--- Start ---

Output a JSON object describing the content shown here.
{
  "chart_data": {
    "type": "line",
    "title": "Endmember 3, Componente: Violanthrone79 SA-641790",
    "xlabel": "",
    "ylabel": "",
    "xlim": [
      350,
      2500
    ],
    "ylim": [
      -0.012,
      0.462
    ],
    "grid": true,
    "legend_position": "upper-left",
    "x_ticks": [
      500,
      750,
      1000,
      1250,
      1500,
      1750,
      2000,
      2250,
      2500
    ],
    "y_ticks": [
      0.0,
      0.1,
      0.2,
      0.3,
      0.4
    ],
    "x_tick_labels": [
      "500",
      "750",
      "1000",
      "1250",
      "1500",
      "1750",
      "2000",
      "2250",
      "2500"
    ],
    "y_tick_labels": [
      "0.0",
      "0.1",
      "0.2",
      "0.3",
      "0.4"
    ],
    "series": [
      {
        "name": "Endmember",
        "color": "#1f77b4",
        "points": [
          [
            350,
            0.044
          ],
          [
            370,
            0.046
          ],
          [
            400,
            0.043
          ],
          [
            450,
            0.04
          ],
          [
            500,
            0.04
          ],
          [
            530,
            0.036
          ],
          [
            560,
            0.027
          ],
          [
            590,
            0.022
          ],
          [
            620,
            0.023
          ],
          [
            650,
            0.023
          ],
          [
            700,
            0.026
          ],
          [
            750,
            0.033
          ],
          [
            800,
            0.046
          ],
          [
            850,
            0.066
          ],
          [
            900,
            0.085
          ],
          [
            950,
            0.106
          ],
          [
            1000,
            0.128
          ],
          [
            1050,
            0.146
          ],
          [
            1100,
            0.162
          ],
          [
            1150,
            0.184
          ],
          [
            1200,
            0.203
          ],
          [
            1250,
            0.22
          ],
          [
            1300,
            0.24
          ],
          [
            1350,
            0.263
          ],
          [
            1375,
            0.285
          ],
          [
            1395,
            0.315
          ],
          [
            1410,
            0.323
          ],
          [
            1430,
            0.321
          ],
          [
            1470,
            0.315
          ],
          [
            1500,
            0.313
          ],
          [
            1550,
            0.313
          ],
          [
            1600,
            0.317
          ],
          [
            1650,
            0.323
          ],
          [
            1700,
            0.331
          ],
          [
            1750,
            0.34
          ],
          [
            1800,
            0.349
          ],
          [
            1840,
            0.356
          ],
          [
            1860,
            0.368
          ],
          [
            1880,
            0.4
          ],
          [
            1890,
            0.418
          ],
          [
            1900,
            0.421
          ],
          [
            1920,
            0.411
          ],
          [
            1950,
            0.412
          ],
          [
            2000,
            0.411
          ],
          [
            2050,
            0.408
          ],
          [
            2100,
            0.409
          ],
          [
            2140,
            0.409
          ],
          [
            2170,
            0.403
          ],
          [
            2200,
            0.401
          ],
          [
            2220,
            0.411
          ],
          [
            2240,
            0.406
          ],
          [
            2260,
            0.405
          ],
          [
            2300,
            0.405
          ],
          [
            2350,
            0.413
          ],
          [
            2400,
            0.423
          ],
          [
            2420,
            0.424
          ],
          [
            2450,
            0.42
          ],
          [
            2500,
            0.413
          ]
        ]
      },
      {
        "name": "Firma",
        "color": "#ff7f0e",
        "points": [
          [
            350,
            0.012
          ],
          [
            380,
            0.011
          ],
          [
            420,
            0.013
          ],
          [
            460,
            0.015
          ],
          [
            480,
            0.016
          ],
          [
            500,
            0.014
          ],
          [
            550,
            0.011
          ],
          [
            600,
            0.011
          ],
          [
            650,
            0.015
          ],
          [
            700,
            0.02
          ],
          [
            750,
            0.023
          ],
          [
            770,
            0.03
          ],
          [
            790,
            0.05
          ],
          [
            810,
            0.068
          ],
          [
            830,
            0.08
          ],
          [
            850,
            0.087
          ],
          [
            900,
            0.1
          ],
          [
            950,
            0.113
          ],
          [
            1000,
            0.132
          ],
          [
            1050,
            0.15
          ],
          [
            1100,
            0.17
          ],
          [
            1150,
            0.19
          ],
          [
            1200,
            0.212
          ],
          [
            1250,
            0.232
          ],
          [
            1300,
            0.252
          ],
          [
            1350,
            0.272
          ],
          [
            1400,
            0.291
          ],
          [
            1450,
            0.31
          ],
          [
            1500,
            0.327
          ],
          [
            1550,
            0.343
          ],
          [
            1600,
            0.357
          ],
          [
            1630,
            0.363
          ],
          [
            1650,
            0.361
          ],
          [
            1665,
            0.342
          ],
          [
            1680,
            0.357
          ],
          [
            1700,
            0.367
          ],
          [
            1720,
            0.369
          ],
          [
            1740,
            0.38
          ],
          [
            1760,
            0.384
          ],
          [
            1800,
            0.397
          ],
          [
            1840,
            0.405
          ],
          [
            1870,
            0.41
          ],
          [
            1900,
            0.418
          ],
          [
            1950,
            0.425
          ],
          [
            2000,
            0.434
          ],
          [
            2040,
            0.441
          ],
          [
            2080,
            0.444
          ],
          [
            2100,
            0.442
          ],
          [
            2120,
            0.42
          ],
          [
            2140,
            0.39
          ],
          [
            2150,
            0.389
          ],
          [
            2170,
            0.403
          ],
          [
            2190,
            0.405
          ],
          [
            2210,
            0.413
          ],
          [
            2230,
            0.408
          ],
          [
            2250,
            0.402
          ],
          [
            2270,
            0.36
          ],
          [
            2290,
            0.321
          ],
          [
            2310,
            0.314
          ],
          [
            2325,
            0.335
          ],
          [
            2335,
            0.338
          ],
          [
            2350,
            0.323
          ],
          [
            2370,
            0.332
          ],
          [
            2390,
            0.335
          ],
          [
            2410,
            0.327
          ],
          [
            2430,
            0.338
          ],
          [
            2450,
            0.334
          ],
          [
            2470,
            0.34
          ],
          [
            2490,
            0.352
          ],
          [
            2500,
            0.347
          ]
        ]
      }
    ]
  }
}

--- End ---

Given problem: Please repeat the listing exactly, with nothing left out.

Exercise result:
Output a JSON object describing the content shown here.
{
  "chart_data": {
    "type": "line",
    "title": "Endmember 3, Componente: Violanthrone79 SA-641790",
    "xlabel": "",
    "ylabel": "",
    "xlim": [
      350,
      2500
    ],
    "ylim": [
      -0.012,
      0.462
    ],
    "grid": true,
    "legend_position": "upper-left",
    "x_ticks": [
      500,
      750,
      1000,
      1250,
      1500,
      1750,
      2000,
      2250,
      2500
    ],
    "y_ticks": [
      0.0,
      0.1,
      0.2,
      0.3,
      0.4
    ],
    "x_tick_labels": [
      "500",
      "750",
      "1000",
      "1250",
      "1500",
      "1750",
      "2000",
      "2250",
      "2500"
    ],
    "y_tick_labels": [
      "0.0",
      "0.1",
      "0.2",
      "0.3",
      "0.4"
    ],
    "series": [
      {
        "name": "Endmember",
        "color": "#1f77b4",
        "points": [
          [
            350,
            0.044
          ],
          [
            370,
            0.046
          ],
          [
            400,
            0.043
          ],
          [
            450,
            0.04
          ],
          [
            500,
            0.04
          ],
          [
            530,
            0.036
          ],
          [
            560,
            0.027
          ],
          [
            590,
            0.022
          ],
          [
            620,
            0.023
          ],
          [
            650,
            0.023
          ],
          [
            700,
            0.026
          ],
          [
            750,
            0.033
          ],
          [
            800,
            0.046
          ],
          [
            850,
            0.066
          ],
          [
            900,
            0.085
          ],
          [
            950,
            0.106
          ],
          [
            1000,
            0.128
          ],
          [
            1050,
            0.146
          ],
          [
            1100,
            0.162
          ],
          [
            1150,
            0.184
          ],
          [
            1200,
            0.203
          ],
          [
            1250,
            0.22
          ],
          [
            1300,
            0.24
          ],
          [
            1350,
            0.263
          ],
          [
            1375,
            0.285
          ],
          [
            1395,
            0.315
          ],
          [
            1410,
            0.323
          ],
          [
            1430,
            0.321
          ],
          [
            1470,
            0.315
          ],
          [
            1500,
            0.313
          ],
          [
            1550,
            0.313
          ],
          [
            1600,
            0.317
          ],
          [
            1650,
            0.323
          ],
          [
            1700,
            0.331
          ],
          [
            1750,
            0.34
          ],
          [
            1800,
            0.349
          ],
          [
            1840,
            0.356
          ],
          [
            1860,
            0.368
          ],
          [
            1880,
            0.4
          ],
          [
            1890,
            0.418
          ],
          [
            1900,
            0.421
          ],
          [
            1920,
            0.411
          ],
          [
            1950,
            0.412
          ],
          [
            2000,
            0.411
          ],
          [
            2050,
            0.408
          ],
          [
            2100,
            0.409
          ],
          [
            2140,
            0.409
          ],
          [
            2170,
            0.403
          ],
          [
            2200,
            0.401
          ],
          [
            2220,
            0.411
          ],
          [
            2240,
            0.406
          ],
          [
            2260,
            0.405
          ],
          [
            2300,
            0.405
          ],
          [
            2350,
            0.413
          ],
          [
            2400,
            0.423
          ],
          [
            2420,
            0.424
          ],
          [
            2450,
            0.42
          ],
          [
            2500,
            0.413
          ]
        ]
      },
      {
        "name": "Firma",
        "color": "#ff7f0e",
        "points": [
          [
            350,
            0.012
          ],
          [
            380,
            0.011
          ],
          [
            420,
            0.013
          ],
          [
            460,
            0.015
          ],
          [
            480,
            0.016
          ],
          [
            500,
            0.014
          ],
          [
            550,
            0.011
          ],
          [
            600,
            0.011
          ],
          [
            650,
            0.015
          ],
          [
            700,
            0.02
          ],
          [
            750,
            0.023
          ],
          [
            770,
            0.03
          ],
          [
            790,
            0.05
          ],
          [
            810,
            0.068
          ],
          [
            830,
            0.08
          ],
          [
            850,
            0.087
          ],
          [
            900,
            0.1
          ],
          [
            950,
            0.113
          ],
          [
            1000,
            0.132
          ],
          [
            1050,
            0.15
          ],
          [
            1100,
            0.17
          ],
          [
            1150,
            0.19
          ],
          [
            1200,
            0.212
          ],
          [
            1250,
            0.232
          ],
          [
            1300,
            0.252
          ],
          [
            1350,
            0.272
          ],
          [
            1400,
            0.291
          ],
          [
            1450,
            0.31
          ],
          [
            1500,
            0.327
          ],
          [
            1550,
            0.343
          ],
          [
            1600,
            0.357
          ],
          [
            1630,
            0.363
          ],
          [
            1650,
            0.361
          ],
          [
            1665,
            0.342
          ],
          [
            1680,
            0.357
          ],
          [
            1700,
            0.367
          ],
          [
            1720,
            0.369
          ],
          [
            1740,
            0.38
          ],
          [
            1760,
            0.384
          ],
          [
            1800,
            0.397
          ],
          [
            1840,
            0.405
          ],
          [
            1870,
            0.41
          ],
          [
            1900,
            0.418
          ],
          [
            1950,
            0.425
          ],
          [
            2000,
            0.434
          ],
          [
            2040,
            0.441
          ],
          [
            2080,
            0.444
          ],
          [
            2100,
            0.442
          ],
          [
            2120,
            0.42
          ],
          [
            2140,
            0.39
          ],
          [
            2150,
            0.389
          ],
          [
            2170,
            0.403
          ],
          [
            2190,
            0.405
          ],
          [
            2210,
            0.413
          ],
          [
            2230,
            0.408
          ],
          [
            2250,
            0.402
          ],
          [
            2270,
            0.36
          ],
          [
            2290,
            0.321
          ],
          [
            2310,
            0.314
          ],
          [
            2325,
            0.335
          ],
          [
            2335,
            0.338
          ],
          [
            2350,
            0.323
          ],
          [
            2370,
            0.332
          ],
          [
            2390,
            0.335
          ],
          [
            2410,
            0.327
          ],
          [
            2430,
            0.338
          ],
          [
            2450,
            0.334
          ],
          [
            2470,
            0.34
          ],
          [
            2490,
            0.352
          ],
          [
            2500,
            0.347
          ]
        ]
      }
    ]
  }
}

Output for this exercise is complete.